*What you will do:* Your task is to copy each line of the records that includes the string "this".

Given information section start

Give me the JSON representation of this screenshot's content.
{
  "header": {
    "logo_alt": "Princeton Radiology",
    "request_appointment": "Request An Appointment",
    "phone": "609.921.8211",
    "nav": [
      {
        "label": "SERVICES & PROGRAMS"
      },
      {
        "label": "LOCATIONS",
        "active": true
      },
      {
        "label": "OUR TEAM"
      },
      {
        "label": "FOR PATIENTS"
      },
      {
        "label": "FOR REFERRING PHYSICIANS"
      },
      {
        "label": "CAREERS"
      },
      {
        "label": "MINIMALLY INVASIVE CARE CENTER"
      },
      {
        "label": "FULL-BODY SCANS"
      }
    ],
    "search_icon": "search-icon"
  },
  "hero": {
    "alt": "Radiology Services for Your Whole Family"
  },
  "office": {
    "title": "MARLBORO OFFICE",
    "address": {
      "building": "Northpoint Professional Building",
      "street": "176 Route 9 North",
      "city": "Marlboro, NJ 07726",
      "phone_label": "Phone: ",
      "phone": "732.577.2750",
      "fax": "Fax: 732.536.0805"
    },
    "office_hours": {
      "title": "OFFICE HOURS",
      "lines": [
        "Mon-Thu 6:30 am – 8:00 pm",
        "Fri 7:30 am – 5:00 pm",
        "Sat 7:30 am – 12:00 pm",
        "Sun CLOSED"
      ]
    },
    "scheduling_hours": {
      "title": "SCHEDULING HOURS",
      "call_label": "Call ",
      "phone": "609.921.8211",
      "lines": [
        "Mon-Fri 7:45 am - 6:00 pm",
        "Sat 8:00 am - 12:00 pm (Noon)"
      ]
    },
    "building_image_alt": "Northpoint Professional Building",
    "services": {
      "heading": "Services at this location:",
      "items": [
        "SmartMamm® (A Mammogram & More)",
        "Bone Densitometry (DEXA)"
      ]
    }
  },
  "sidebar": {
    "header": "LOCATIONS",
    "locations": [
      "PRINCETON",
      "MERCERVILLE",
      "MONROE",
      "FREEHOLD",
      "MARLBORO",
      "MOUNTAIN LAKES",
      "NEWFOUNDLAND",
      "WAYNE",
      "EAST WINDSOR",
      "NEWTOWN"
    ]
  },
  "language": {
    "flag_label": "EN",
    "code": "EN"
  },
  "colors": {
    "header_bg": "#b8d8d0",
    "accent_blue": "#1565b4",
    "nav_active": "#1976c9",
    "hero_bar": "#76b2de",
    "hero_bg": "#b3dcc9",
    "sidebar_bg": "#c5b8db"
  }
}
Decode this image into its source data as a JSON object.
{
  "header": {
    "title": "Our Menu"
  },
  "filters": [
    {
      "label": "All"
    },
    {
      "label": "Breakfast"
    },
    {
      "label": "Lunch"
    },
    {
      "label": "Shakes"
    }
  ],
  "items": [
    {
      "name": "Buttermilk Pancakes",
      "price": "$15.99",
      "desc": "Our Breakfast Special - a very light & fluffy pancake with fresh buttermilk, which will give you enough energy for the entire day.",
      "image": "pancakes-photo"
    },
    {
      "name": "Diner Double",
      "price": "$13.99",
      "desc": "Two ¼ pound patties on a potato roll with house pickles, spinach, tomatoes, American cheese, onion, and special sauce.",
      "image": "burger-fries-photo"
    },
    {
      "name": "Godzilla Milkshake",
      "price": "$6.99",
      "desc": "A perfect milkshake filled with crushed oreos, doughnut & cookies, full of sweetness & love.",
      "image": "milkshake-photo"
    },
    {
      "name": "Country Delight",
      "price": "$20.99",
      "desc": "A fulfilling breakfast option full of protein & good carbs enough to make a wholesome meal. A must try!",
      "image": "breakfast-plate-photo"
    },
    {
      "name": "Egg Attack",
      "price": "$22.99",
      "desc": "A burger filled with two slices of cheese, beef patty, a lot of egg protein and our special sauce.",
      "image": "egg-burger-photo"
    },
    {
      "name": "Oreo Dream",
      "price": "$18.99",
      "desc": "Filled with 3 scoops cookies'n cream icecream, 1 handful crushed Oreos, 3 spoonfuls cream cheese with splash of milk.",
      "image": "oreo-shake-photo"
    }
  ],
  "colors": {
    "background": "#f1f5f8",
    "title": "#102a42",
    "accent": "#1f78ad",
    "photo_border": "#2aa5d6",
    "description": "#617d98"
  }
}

Given information section end

*Task solution:*
Give me the JSON representation of this screenshot's content.
      "heading": "Services at this location:",
Decode this image into its source data as a JSON object.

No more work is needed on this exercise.